## [REQUIRED WORK]
Every record that follows should be printed verbatim.

## [ITEMS]
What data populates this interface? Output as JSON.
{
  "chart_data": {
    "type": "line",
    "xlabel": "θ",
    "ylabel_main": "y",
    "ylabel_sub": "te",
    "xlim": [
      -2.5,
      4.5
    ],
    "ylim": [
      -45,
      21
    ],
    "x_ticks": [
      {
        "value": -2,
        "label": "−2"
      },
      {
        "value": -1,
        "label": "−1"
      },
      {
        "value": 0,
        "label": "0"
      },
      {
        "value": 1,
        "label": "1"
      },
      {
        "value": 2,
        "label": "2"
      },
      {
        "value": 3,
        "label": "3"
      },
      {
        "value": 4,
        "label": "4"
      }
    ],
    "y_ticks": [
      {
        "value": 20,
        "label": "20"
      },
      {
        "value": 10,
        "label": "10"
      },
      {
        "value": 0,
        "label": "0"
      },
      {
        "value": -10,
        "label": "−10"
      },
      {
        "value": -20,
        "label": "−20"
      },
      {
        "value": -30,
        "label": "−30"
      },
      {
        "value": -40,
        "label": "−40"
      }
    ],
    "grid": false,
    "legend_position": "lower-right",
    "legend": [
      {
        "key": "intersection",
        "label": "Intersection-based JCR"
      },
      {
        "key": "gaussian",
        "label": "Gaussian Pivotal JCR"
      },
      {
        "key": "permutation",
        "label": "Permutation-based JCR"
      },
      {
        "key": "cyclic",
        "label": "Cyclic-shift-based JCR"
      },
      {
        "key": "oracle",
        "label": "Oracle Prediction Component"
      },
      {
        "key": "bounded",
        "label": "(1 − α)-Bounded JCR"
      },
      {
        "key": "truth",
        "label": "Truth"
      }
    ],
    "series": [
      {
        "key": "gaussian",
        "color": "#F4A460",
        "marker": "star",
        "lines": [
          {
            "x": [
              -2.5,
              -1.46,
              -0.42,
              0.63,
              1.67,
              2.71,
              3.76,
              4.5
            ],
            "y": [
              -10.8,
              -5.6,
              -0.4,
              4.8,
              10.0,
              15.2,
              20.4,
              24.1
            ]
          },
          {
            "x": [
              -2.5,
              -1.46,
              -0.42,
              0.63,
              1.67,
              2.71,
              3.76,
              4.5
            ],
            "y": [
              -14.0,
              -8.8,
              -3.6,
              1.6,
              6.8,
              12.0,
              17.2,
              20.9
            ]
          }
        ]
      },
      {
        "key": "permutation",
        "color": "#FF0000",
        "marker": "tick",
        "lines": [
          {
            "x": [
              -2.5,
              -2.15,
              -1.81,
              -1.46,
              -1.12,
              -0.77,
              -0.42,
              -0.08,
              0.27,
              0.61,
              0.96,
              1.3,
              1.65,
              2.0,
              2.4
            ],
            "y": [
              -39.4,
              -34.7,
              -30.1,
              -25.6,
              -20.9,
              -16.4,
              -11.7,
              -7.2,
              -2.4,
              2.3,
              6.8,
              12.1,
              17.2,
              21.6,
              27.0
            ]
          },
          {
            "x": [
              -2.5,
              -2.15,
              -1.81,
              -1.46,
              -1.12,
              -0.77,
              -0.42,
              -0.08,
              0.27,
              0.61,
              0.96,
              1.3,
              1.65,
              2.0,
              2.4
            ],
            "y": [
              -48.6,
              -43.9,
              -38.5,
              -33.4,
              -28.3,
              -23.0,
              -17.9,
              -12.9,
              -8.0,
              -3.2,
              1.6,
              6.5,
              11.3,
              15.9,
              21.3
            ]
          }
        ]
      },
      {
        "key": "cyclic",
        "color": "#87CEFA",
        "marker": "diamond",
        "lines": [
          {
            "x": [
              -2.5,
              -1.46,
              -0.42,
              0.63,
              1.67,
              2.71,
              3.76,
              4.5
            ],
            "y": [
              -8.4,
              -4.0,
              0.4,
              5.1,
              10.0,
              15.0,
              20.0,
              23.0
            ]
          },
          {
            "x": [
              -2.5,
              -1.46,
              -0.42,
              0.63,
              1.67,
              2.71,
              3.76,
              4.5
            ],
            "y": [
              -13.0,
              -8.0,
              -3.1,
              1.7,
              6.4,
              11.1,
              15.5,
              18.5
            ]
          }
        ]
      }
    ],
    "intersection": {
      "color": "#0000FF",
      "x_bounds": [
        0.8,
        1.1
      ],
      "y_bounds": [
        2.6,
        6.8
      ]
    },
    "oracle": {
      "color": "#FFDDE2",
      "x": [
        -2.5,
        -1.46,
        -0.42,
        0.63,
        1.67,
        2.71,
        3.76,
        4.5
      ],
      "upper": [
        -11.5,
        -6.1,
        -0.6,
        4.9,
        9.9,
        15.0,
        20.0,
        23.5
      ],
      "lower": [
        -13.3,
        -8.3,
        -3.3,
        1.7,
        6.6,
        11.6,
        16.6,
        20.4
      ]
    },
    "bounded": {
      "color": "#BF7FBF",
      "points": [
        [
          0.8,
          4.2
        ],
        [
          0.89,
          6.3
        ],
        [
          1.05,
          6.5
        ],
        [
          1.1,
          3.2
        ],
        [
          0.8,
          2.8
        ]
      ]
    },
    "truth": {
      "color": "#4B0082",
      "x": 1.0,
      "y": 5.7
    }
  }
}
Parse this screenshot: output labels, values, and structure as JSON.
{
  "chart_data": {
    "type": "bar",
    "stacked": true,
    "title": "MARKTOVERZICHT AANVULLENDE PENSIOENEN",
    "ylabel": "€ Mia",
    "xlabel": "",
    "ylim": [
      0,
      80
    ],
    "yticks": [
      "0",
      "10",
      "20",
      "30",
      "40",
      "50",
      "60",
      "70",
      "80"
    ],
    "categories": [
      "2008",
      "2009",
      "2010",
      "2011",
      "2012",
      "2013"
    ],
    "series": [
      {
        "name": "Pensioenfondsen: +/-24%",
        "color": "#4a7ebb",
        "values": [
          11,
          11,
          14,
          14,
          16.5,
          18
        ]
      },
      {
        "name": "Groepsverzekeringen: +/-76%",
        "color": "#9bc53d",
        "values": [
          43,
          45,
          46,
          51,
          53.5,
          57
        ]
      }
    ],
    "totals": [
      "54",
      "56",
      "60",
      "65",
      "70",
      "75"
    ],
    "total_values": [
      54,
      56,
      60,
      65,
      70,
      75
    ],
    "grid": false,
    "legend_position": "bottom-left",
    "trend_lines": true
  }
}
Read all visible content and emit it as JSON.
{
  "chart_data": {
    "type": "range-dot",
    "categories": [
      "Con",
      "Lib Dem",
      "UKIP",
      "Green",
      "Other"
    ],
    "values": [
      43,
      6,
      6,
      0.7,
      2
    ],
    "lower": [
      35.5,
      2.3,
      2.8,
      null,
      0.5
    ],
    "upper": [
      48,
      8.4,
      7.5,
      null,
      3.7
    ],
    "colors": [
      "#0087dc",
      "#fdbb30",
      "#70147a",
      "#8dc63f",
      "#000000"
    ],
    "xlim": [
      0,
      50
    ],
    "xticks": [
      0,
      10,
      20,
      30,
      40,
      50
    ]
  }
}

## [EXERCISE RESULT]
What data populates this interface? Output as JSON.
{
  "chart_data": {
    "type": "line",
    "xlabel": "θ",
    "ylabel_main": "y",
    "ylabel_sub": "te",
    "xlim": [
      -2.5,
      4.5
    ],
    "ylim": [
      -45,
      21
    ],
    "x_ticks": [
      {
        "value": -2,
        "label": "−2"
      },
      {
        "value": -1,
        "label": "−1"
      },
      {
        "value": 0,
        "label": "0"
      },
      {
        "value": 1,
        "label": "1"
      },
      {
        "value": 2,
        "label": "2"
      },
      {
        "value": 3,
        "label": "3"
      },
      {
        "value": 4,
        "label": "4"
      }
    ],
    "y_ticks": [
      {
        "value": 20,
        "label": "20"
      },
      {
        "value": 10,
        "label": "10"
      },
      {
        "value": 0,
        "label": "0"
      },
      {
        "value": -10,
        "label": "−10"
      },
      {
        "value": -20,
        "label": "−20"
      },
      {
        "value": -30,
        "label": "−30"
      },
      {
        "value": -40,
        "label": "−40"
      }
    ],
    "grid": false,
    "legend_position": "lower-right",
    "legend": [
      {
        "key": "intersection",
        "label": "Intersection-based JCR"
      },
      {
        "key": "gaussian",
        "label": "Gaussian Pivotal JCR"
      },
      {
        "key": "permutation",
        "label": "Permutation-based JCR"
      },
      {
        "key": "cyclic",
        "label": "Cyclic-shift-based JCR"
      },
      {
        "key": "oracle",
        "label": "Oracle Prediction Component"
      },
      {
        "key": "bounded",
        "label": "(1 − α)-Bounded JCR"
      },
      {
        "key": "truth",
        "label": "Truth"
      }
    ],
    "series": [
      {
        "key": "gaussian",
        "color": "#F4A460",
        "marker": "star",
        "lines": [
          {
            "x": [
              -2.5,
              -1.46,
              -0.42,
              0.63,
              1.67,
              2.71,
              3.76,
              4.5
            ],
            "y": [
              -10.8,
              -5.6,
              -0.4,
              4.8,
              10.0,
              15.2,
              20.4,
              24.1
            ]
          },
          {
            "x": [
              -2.5,
              -1.46,
              -0.42,
              0.63,
              1.67,
              2.71,
              3.76,
              4.5
            ],
            "y": [
              -14.0,
              -8.8,
              -3.6,
              1.6,
              6.8,
              12.0,
              17.2,
              20.9
            ]
          }
        ]
      },
      {
        "key": "permutation",
        "color": "#FF0000",
        "marker": "tick",
        "lines": [
          {
            "x": [
              -2.5,
              -2.15,
              -1.81,
              -1.46,
              -1.12,
              -0.77,
              -0.42,
              -0.08,
              0.27,
              0.61,
              0.96,
              1.3,
              1.65,
              2.0,
              2.4
            ],
            "y": [
              -39.4,
              -34.7,
              -30.1,
              -25.6,
              -20.9,
              -16.4,
              -11.7,
              -7.2,
              -2.4,
              2.3,
              6.8,
              12.1,
              17.2,
              21.6,
              27.0
            ]
          },
          {
            "x": [
              -2.5,
              -2.15,
              -1.81,
              -1.46,
              -1.12,
              -0.77,
              -0.42,
              -0.08,
              0.27,
              0.61,
              0.96,
              1.3,
              1.65,
              2.0,
              2.4
            ],
            "y": [
              -48.6,
              -43.9,
              -38.5,
              -33.4,
              -28.3,
              -23.0,
              -17.9,
              -12.9,
              -8.0,
              -3.2,
              1.6,
              6.5,
              11.3,
              15.9,
              21.3
            ]
          }
        ]
      },
      {
        "key": "cyclic",
        "color": "#87CEFA",
        "marker": "diamond",
        "lines": [
          {
            "x": [
              -2.5,
              -1.46,
              -0.42,
              0.63,
              1.67,
              2.71,
              3.76,
              4.5
            ],
            "y": [
              -8.4,
              -4.0,
              0.4,
              5.1,
              10.0,
              15.0,
              20.0,
              23.0
            ]
          },
          {
            "x": [
              -2.5,
              -1.46,
              -0.42,
              0.63,
              1.67,
              2.71,
              3.76,
              4.5
            ],
            "y": [
              -13.0,
              -8.0,
              -3.1,
              1.7,
              6.4,
              11.1,
              15.5,
              18.5
            ]
          }
        ]
      }
    ],
    "intersection": {
      "color": "#0000FF",
      "x_bounds": [
        0.8,
        1.1
      ],
      "y_bounds": [
        2.6,
        6.8
      ]
    },
    "oracle": {
      "color": "#FFDDE2",
      "x": [
        -2.5,
        -1.46,
        -0.42,
        0.63,
        1.67,
        2.71,
        3.76,
        4.5
      ],
      "upper": [
        -11.5,
        -6.1,
        -0.6,
        4.9,
        9.9,
        15.0,
        20.0,
        23.5
      ],
      "lower": [
        -13.3,
        -8.3,
        -3.3,
        1.7,
        6.6,
        11.6,
        16.6,
        20.4
      ]
    },
    "bounded": {
      "color": "#BF7FBF",
      "points": [
        [
          0.8,
          4.2
        ],
        [
          0.89,
          6.3
        ],
        [
          1.05,
          6.5
        ],
        [
          1.1,
          3.2
        ],
        [
          0.8,
          2.8
        ]
      ]
    },
    "truth": {
      "color": "#4B0082",
      "x": 1.0,
      "y": 5.7
    }
  }
}
Parse this screenshot: output labels, values, and structure as JSON.
{
  "chart_data": {
    "type": "bar",
    "stacked": true,
    "title": "MARKTOVERZICHT AANVULLENDE PENSIOENEN",
    "ylabel": "€ Mia",
    "xlabel": "",
    "ylim": [
      0,
      80
    ],
    "yticks": [
      "0",
      "10",
      "20",
      "30",
      "40",
      "50",
      "60",
      "70",
      "80"
    ],
    "categories": [
      "2008",
      "2009",
      "2010",
      "2011",
      "2012",
      "2013"
    ],
    "series": [
      {
        "name": "Pensioenfondsen: +/-24%",
        "color": "#4a7ebb",
        "values": [
          11,
          11,
          14,
          14,
          16.5,
          18
        ]
      },
      {
        "name": "Groepsverzekeringen: +/-76%",
        "color": "#9bc53d",
        "values": [
          43,
          45,
          46,
          51,
          53.5,
          57
        ]
      }
    ],
    "totals": [
      "54",
      "56",
      "60",
      "65",
      "70",
      "75"
    ],
    "total_values": [
      54,
      56,
      60,
      65,
      70,
      75
    ],
    "grid": false,
    "legend_position": "bottom-left",
    "trend_lines": true
  }
}
Read all visible content and emit it as JSON.
{
  "chart_data": {
    "type": "range-dot",
    "categories": [
      "Con",
      "Lib Dem",
      "UKIP",
      "Green",
      "Other"
    ],
    "values": [
      43,
      6,
      6,
      0.7,
      2
    ],
    "lower": [
      35.5,
      2.3,
      2.8,
      null,
      0.5
    ],
    "upper": [
      48,
      8.4,
      7.5,
      null,
      3.7
    ],
    "colors": [
      "#0087dc",
      "#fdbb30",
      "#70147a",
      "#8dc63f",
      "#000000"
    ],
    "xlim": [
      0,
      50
    ],
    "xticks": [
      0,
      10,
      20,
      30,
      40,
      50
    ]
  }
}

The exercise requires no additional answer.